• **Problem statement**: Return each line containing the string "Байкальского".

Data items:
________________

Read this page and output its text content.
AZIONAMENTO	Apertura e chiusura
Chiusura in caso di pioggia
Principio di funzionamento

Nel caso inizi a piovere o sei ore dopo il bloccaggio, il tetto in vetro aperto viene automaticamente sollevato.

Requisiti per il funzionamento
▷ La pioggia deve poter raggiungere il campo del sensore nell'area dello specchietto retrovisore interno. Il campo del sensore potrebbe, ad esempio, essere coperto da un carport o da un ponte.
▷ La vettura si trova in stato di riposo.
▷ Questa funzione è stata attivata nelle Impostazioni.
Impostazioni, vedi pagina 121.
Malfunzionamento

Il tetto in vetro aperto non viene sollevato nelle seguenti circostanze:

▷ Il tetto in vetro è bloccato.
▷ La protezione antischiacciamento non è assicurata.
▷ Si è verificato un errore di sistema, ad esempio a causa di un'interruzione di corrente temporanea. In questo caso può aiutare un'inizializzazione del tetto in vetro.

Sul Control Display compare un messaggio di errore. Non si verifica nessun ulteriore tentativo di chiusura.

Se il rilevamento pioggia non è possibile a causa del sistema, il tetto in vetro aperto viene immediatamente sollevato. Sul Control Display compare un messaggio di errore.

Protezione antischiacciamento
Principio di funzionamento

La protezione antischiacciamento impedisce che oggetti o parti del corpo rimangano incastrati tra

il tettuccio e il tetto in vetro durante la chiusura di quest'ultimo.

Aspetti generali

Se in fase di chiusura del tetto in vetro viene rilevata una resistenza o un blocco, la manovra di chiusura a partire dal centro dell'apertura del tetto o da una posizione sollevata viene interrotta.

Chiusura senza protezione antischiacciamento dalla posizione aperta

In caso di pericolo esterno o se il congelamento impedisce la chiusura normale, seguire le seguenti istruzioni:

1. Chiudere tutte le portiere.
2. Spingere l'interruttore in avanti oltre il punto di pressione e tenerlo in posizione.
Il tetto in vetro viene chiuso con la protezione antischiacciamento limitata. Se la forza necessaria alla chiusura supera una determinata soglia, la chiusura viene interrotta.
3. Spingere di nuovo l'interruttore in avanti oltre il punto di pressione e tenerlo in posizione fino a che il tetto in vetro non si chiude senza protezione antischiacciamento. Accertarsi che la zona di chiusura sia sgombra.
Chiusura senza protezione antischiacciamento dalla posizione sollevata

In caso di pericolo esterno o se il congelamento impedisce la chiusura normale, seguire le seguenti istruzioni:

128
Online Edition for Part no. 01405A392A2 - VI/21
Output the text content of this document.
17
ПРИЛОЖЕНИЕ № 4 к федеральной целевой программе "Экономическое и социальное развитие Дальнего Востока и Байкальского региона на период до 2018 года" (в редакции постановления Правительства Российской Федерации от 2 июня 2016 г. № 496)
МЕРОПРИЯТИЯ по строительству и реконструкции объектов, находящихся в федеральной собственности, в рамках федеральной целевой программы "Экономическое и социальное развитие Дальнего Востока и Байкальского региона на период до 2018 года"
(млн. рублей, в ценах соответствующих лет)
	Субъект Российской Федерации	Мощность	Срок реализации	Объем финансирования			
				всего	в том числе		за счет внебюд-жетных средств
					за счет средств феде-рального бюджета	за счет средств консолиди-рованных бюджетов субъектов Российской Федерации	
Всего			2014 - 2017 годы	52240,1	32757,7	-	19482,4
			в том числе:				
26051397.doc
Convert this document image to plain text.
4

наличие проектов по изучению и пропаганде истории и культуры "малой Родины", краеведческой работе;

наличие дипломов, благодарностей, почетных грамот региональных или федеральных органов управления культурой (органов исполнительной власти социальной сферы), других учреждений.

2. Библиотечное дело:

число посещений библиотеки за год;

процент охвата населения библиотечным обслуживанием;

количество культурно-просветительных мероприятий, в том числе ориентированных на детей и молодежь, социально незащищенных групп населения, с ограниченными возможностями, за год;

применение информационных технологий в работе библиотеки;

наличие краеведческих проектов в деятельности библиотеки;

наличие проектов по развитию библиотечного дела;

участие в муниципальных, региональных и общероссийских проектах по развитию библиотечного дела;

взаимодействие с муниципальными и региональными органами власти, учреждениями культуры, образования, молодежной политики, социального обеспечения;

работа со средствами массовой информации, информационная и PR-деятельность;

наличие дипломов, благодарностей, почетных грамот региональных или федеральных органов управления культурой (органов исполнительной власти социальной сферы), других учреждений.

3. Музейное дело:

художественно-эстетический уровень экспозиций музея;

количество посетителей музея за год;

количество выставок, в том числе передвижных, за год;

________________

• **Problem solution**:
ПРИЛОЖЕНИЕ № 4 к федеральной целевой программе "Экономическое и социальное развитие Дальнего Востока и Байкальского региона на период до 2018 года" (в редакции постановления Правительства Российской Федерации от 2 июня 2016 г. № 496)
МЕРОПРИЯТИЯ по строительству и реконструкции объектов, находящихся в федеральной собственности, в рамках федеральной целевой программы "Экономическое и социальное развитие Дальнего Востока и Байкальского региона на период до 2018 года"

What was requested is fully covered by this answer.